:: Working data ::

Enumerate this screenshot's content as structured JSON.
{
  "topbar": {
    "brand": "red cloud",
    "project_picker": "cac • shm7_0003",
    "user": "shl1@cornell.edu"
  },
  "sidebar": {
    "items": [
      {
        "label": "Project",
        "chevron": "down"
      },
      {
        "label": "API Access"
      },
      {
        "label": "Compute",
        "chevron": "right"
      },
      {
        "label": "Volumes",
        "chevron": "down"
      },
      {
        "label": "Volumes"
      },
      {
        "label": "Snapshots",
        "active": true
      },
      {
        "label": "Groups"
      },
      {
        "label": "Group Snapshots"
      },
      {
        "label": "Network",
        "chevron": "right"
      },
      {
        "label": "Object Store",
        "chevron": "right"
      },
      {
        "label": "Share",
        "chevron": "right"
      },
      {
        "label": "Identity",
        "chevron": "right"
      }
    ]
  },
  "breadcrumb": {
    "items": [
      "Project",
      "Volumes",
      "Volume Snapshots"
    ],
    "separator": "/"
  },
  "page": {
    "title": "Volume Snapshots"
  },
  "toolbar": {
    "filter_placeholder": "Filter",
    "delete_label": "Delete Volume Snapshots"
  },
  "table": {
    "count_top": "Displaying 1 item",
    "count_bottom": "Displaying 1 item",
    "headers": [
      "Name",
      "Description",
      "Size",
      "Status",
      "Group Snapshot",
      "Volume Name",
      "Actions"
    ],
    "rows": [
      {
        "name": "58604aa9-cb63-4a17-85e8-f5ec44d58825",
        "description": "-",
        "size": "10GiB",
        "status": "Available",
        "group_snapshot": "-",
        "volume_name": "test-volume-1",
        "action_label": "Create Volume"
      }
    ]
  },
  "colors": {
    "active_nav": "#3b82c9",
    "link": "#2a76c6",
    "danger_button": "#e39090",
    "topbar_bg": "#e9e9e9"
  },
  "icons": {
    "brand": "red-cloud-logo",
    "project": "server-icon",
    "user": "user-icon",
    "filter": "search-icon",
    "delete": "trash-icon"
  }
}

:: Set task ::
Repeat the material above in full, keeping every word.

:: Solution for this task ::
Enumerate this screenshot's content as structured JSON.
{
  "topbar": {
    "brand": "red cloud",
    "project_picker": "cac • shm7_0003",
    "user": "shl1@cornell.edu"
  },
  "sidebar": {
    "items": [
      {
        "label": "Project",
        "chevron": "down"
      },
      {
        "label": "API Access"
      },
      {
        "label": "Compute",
        "chevron": "right"
      },
      {
        "label": "Volumes",
        "chevron": "down"
      },
      {
        "label": "Volumes"
      },
      {
        "label": "Snapshots",
        "active": true
      },
      {
        "label": "Groups"
      },
      {
        "label": "Group Snapshots"
      },
      {
        "label": "Network",
        "chevron": "right"
      },
      {
        "label": "Object Store",
        "chevron": "right"
      },
      {
        "label": "Share",
        "chevron": "right"
      },
      {
        "label": "Identity",
        "chevron": "right"
      }
    ]
  },
  "breadcrumb": {
    "items": [
      "Project",
      "Volumes",
      "Volume Snapshots"
    ],
    "separator": "/"
  },
  "page": {
    "title": "Volume Snapshots"
  },
  "toolbar": {
    "filter_placeholder": "Filter",
    "delete_label": "Delete Volume Snapshots"
  },
  "table": {
    "count_top": "Displaying 1 item",
    "count_bottom": "Displaying 1 item",
    "headers": [
      "Name",
      "Description",
      "Size",
      "Status",
      "Group Snapshot",
      "Volume Name",
      "Actions"
    ],
    "rows": [
      {
        "name": "58604aa9-cb63-4a17-85e8-f5ec44d58825",
        "description": "-",
        "size": "10GiB",
        "status": "Available",
        "group_snapshot": "-",
        "volume_name": "test-volume-1",
        "action_label": "Create Volume"
      }
    ]
  },
  "colors": {
    "active_nav": "#3b82c9",
    "link": "#2a76c6",
    "danger_button": "#e39090",
    "topbar_bg": "#e9e9e9"
  },
  "icons": {
    "brand": "red-cloud-logo",
    "project": "server-icon",
    "user": "user-icon",
    "filter": "search-icon",
    "delete": "trash-icon"
  }
}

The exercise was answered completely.